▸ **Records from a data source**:
* * *
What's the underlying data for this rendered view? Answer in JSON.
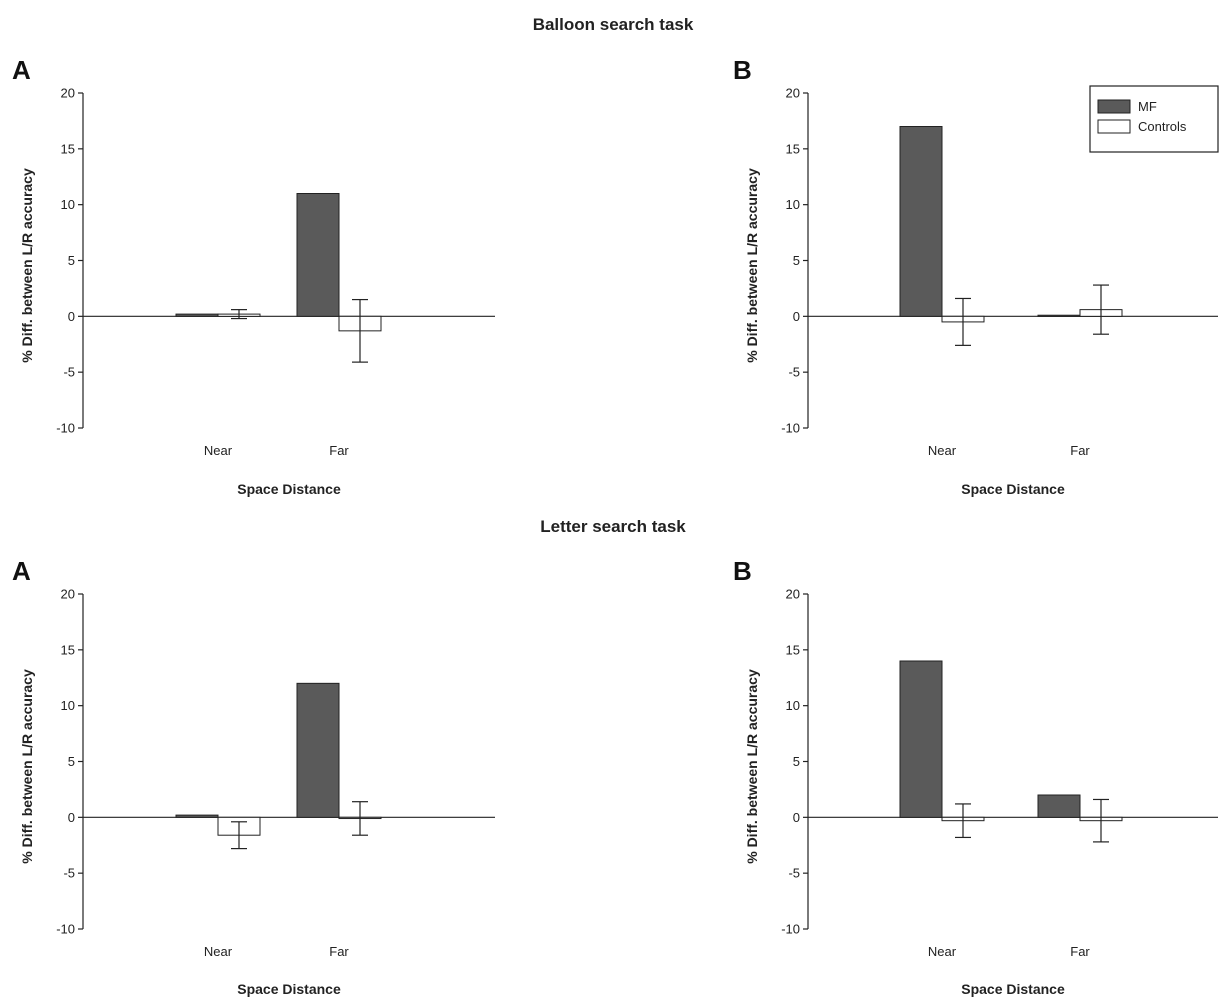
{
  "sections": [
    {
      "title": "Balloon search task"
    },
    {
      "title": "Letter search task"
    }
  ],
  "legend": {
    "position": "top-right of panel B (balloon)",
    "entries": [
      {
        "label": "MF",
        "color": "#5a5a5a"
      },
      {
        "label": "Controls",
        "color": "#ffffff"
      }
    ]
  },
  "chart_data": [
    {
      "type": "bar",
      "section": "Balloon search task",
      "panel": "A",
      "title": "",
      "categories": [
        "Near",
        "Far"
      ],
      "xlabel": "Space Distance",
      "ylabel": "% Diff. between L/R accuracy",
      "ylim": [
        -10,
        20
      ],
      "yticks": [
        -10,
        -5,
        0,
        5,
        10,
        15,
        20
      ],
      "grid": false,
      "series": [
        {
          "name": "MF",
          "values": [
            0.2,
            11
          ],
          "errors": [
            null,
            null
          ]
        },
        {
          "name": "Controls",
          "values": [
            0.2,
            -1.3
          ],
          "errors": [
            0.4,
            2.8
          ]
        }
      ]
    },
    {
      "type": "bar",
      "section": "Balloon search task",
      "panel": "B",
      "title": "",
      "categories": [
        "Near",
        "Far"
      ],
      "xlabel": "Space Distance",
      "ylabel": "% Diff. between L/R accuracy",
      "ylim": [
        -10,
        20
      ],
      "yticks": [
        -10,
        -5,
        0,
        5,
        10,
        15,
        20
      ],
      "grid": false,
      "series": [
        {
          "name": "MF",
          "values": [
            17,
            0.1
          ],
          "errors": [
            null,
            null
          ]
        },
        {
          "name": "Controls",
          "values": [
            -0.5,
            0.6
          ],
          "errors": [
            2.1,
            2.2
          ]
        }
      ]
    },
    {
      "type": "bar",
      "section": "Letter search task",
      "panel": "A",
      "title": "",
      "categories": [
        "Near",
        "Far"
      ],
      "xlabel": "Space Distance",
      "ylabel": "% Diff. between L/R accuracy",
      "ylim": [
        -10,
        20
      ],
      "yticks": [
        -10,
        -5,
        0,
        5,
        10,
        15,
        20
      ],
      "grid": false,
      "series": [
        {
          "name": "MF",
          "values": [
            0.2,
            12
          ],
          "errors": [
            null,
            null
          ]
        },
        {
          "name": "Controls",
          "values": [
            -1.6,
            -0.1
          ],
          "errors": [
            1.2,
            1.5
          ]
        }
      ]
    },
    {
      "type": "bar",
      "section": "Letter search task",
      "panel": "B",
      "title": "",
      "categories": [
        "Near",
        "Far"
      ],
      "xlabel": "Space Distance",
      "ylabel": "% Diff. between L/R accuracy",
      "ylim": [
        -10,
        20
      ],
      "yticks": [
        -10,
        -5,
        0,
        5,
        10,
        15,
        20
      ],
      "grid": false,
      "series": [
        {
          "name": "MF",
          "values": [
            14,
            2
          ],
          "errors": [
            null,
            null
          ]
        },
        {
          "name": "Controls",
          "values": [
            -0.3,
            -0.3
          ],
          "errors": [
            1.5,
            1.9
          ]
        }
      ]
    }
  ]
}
* * *
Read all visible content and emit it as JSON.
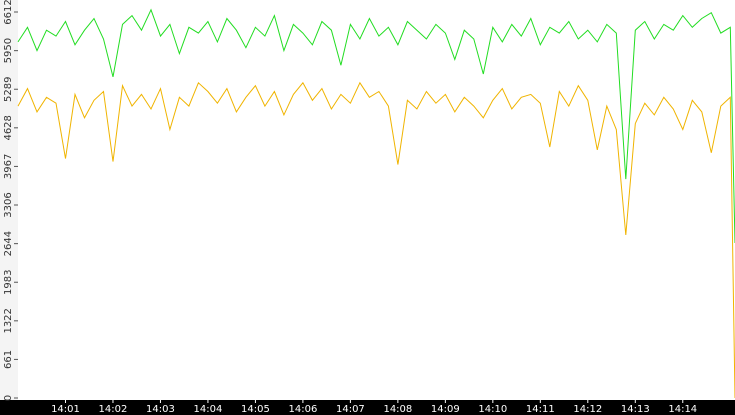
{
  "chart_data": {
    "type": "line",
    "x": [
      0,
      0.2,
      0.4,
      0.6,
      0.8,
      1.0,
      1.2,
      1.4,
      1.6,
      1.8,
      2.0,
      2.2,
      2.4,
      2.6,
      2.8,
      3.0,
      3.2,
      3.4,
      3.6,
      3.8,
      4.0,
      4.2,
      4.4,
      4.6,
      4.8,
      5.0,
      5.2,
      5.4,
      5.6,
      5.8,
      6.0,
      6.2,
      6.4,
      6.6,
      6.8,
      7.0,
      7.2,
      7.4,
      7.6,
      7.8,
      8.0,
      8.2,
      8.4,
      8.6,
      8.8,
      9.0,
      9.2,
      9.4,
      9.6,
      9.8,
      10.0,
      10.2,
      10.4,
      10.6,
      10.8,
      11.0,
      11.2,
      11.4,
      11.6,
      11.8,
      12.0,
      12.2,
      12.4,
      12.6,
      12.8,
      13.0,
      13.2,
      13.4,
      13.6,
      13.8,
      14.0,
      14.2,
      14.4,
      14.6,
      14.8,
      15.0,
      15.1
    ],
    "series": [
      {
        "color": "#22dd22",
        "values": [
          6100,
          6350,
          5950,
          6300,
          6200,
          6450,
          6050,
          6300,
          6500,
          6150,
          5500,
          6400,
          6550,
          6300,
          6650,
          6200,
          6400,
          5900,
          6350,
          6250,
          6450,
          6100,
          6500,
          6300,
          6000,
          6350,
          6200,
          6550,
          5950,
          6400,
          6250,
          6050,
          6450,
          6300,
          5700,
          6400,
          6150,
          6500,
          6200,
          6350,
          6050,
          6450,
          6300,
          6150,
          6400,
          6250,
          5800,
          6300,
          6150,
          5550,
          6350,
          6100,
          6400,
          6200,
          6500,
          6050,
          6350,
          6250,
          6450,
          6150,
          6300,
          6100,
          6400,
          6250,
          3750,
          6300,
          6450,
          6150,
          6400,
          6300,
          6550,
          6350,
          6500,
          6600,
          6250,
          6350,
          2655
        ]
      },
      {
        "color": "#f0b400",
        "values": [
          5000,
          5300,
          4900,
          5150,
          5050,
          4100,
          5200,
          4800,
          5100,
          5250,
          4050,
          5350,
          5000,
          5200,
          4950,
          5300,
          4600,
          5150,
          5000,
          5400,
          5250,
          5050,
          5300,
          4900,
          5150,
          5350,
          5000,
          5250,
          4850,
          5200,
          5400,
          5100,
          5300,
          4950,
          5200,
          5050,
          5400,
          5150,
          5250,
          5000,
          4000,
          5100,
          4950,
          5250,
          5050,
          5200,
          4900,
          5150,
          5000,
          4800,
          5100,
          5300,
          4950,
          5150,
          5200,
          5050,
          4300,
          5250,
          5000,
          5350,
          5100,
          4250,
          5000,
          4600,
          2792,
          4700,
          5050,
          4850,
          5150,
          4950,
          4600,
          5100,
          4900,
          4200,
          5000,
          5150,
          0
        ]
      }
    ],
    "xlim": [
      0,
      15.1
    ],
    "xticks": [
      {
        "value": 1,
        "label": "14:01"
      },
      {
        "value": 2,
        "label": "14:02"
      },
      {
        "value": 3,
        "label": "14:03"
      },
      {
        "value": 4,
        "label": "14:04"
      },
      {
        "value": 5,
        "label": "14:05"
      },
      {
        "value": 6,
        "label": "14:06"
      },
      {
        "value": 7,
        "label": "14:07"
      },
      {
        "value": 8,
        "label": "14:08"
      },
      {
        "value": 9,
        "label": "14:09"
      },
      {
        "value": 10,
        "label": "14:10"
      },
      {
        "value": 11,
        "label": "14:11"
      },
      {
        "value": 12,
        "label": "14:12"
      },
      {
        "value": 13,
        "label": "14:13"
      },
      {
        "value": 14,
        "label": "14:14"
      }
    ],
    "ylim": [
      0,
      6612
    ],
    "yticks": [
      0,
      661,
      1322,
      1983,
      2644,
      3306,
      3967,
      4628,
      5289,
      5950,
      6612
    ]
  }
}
* * *
▸ **EXERCISE**: Return every line above in which the string "JSON" occurs.

▸ **EXPECTED ANSWER**:
What's the underlying data for this rendered view? Answer in JSON.
Read all visible content and emit it as JSON.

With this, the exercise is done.